EXCERPT PROVIDED ->
— START —
# SBS Maltese Food Recipes
---

In [2]:
# Libraries needed to get the html from a site and to parse the html
from bs4 import BeautifulSoup as bs
import requests
import csv
from parse_ingredients import parse_ingredient
import pyfood as pyf

In [8]:
# Saving the url to a variable, getting the url and parsing the html
mainURL = "https://www.sbs.com.au/food/cuisine/maltese"
req = requests.get(mainURL)
soup = bs(req.text, "html.parser")

In [9]:
# Base link that hrefs will be added onto
baseLink = 'https://www.sbs.com.au'

In [10]:
# The tag that stores the href to the recipes
hrefs = soup.findAll(class_='link-underlay')

In [11]:
# Simply printing out the contents to see what the hrefs of the tags are

def printHrefs(hrefsIn):
    for i in hrefsIn:
        print(i.get('href'), "\n")
— END —
DATA EXTRACT ->
— START —
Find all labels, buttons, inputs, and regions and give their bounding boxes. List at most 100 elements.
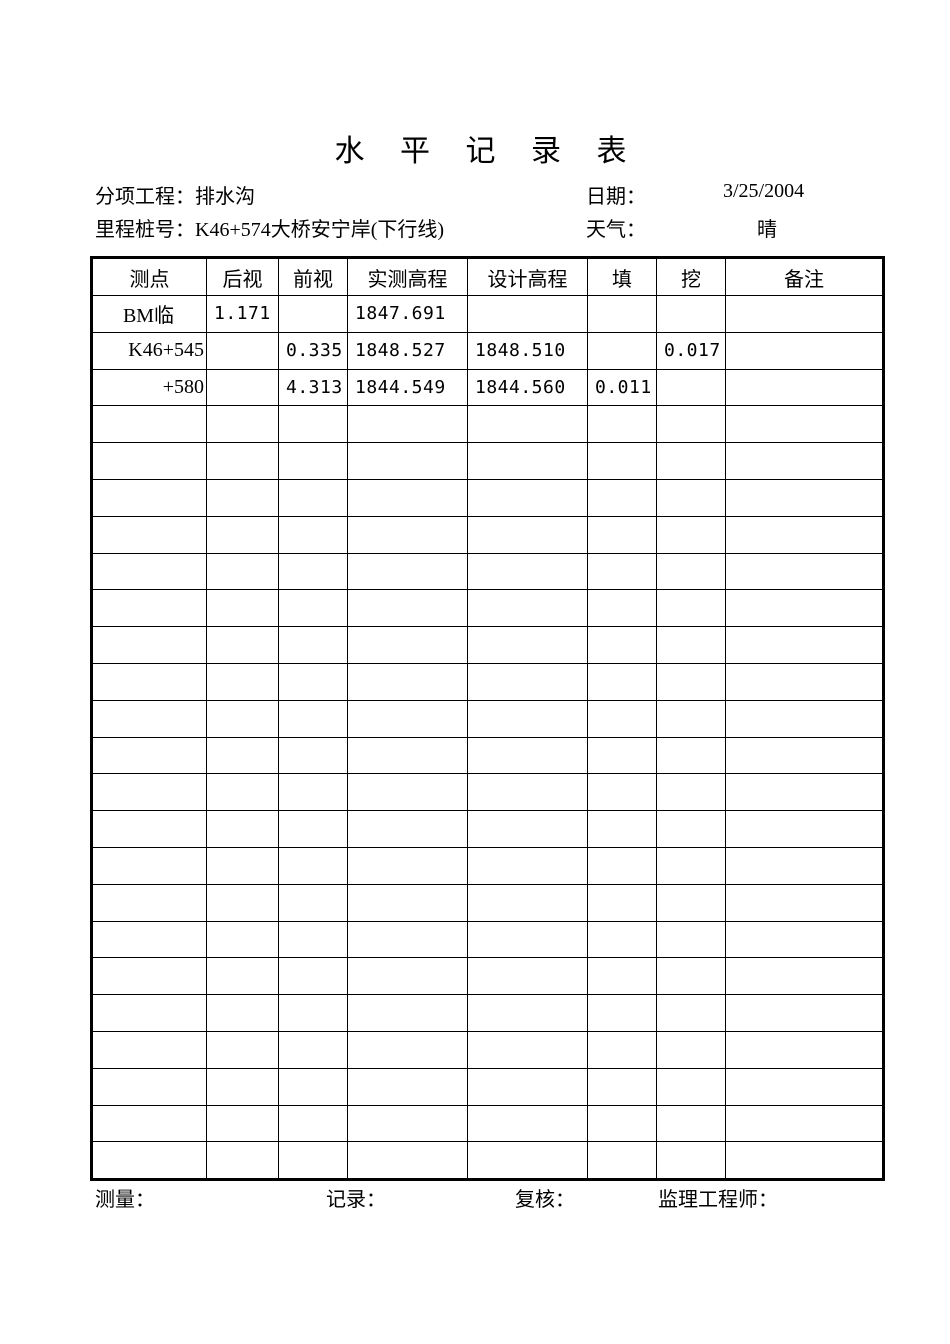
— END —
STATED GOAL -> Reproduce the SBS Maltese recipe scraper word for word, from its title line to the final print statement.

EXERCISE OUTPUT ->
# SBS Maltese Food Recipes
---

In [2]:
# Libraries needed to get the html from a site and to parse the html
from bs4 import BeautifulSoup as bs
import requests
import csv
from parse_ingredients import parse_ingredient
import pyfood as pyf

In [8]:
# Saving the url to a variable, getting the url and parsing the html
mainURL = "https://www.sbs.com.au/food/cuisine/maltese"
req = requests.get(mainURL)
soup = bs(req.text, "html.parser")

In [9]:
# Base link that hrefs will be added onto
baseLink = 'https://www.sbs.com.au'

In [10]:
# The tag that stores the href to the recipes
hrefs = soup.findAll(class_='link-underlay')

In [11]:
# Simply printing out the contents to see what the hrefs of the tags are

def printHrefs(hrefsIn):
    for i in hrefsIn:
        print(i.get('href'), "\n")